--- START OF SUPPLIED INFORMATION ---

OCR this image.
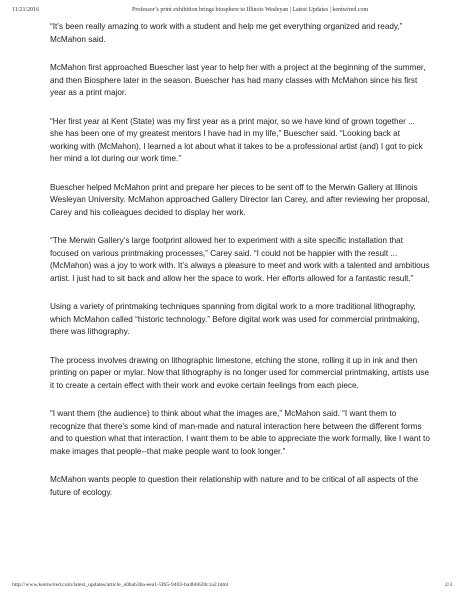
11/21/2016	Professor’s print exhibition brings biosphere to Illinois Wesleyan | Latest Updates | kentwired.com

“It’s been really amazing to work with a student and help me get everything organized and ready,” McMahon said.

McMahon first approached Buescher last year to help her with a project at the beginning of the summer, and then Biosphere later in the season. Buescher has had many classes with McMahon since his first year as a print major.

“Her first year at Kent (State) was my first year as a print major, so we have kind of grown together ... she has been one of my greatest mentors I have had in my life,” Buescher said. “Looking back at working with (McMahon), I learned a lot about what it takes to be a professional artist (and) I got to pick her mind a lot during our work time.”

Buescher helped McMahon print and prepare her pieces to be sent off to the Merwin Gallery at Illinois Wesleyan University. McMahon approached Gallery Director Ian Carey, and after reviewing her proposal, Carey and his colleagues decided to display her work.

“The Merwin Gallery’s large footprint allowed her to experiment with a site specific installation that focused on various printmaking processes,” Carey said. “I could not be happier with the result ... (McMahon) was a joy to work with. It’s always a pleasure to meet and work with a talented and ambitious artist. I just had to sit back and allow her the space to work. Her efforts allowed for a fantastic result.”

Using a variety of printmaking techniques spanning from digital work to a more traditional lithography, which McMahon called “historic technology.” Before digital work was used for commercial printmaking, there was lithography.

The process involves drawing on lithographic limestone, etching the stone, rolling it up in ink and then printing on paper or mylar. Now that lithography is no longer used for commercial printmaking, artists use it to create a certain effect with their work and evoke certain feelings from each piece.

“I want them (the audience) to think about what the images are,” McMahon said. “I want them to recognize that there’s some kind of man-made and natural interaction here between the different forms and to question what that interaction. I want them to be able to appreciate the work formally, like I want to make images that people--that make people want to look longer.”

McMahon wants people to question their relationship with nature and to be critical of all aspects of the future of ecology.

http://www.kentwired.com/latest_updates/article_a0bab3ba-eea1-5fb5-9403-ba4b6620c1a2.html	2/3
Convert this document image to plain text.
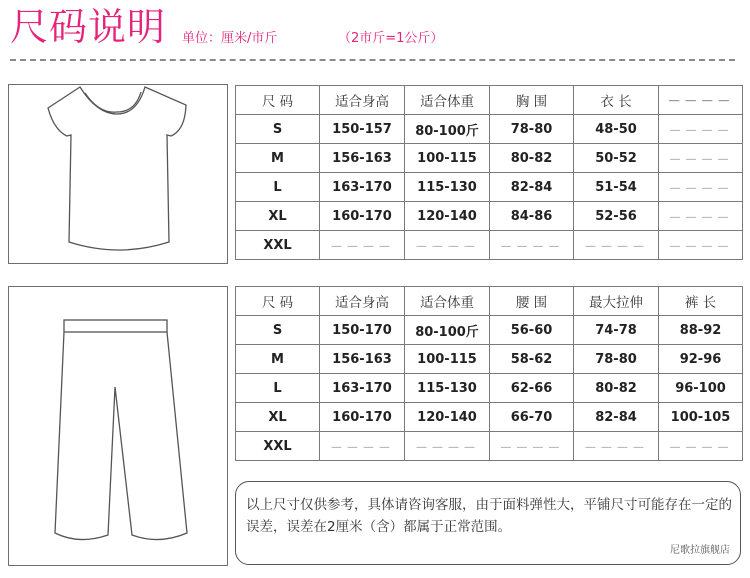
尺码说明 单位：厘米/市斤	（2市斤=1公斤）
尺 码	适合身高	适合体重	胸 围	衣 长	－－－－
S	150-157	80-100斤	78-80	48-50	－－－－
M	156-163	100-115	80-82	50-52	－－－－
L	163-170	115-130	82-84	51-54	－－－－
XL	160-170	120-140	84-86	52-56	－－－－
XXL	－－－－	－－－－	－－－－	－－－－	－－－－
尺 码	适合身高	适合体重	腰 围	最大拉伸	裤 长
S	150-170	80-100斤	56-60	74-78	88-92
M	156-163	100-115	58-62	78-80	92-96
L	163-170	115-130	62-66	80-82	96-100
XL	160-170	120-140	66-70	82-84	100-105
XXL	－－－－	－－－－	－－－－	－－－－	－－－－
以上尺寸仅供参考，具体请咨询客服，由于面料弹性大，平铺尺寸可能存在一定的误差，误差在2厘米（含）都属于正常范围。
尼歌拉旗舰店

--- END OF SUPPLIED INFORMATION ---
--- START OF SUPPLIED INFORMATION ---

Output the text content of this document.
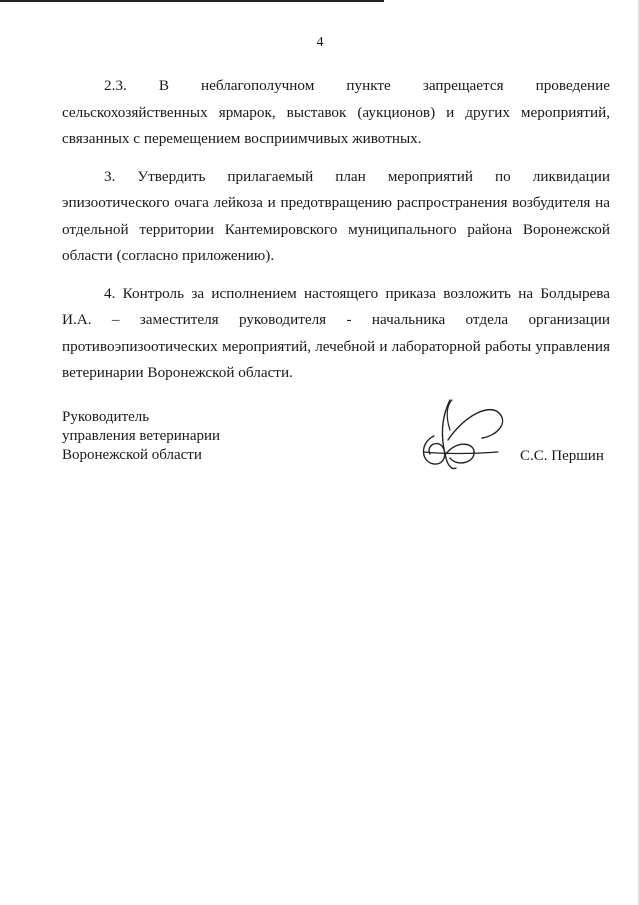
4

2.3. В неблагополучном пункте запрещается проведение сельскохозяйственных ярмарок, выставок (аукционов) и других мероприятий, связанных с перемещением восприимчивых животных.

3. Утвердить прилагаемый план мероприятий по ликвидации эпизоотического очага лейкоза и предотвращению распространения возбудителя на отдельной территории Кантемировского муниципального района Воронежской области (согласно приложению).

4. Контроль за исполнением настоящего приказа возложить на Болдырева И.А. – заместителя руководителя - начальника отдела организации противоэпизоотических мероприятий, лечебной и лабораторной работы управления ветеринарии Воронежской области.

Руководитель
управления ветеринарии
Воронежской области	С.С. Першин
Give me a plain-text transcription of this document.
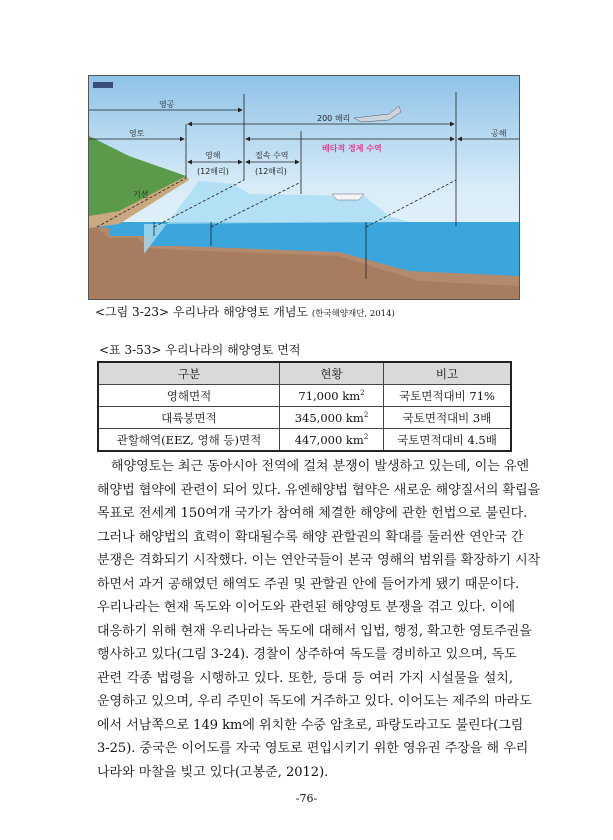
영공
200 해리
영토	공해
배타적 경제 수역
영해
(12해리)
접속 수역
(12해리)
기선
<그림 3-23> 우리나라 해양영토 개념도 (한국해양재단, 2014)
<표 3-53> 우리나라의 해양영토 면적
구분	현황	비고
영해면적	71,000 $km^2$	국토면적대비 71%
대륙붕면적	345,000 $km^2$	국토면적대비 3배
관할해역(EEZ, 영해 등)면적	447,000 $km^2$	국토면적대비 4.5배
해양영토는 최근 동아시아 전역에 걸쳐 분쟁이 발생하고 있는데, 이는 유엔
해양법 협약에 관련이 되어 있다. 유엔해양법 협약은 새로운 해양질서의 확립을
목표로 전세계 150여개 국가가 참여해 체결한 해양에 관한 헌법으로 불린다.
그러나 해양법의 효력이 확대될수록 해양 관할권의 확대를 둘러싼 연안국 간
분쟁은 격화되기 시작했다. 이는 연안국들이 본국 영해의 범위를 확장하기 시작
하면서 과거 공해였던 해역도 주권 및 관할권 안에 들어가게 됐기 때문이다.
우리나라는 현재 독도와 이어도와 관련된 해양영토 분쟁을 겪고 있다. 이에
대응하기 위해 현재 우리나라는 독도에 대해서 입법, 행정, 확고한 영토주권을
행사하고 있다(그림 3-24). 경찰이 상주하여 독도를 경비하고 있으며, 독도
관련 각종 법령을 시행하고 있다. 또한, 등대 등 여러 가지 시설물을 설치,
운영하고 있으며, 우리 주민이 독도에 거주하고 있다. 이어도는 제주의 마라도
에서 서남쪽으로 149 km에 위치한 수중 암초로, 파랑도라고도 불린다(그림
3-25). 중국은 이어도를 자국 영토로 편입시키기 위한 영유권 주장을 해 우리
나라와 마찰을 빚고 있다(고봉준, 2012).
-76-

--- END OF SUPPLIED INFORMATION ---

Working from the listing above, pick out every line that has "국토면적대비" and copy it.

WRITTEN SOLUTION:
영해면적	71,000 $km^2$	국토면적대비 71%
대륙붕면적	345,000 $km^2$	국토면적대비 3배
관할해역(EEZ, 영해 등)면적	447,000 $km^2$	국토면적대비 4.5배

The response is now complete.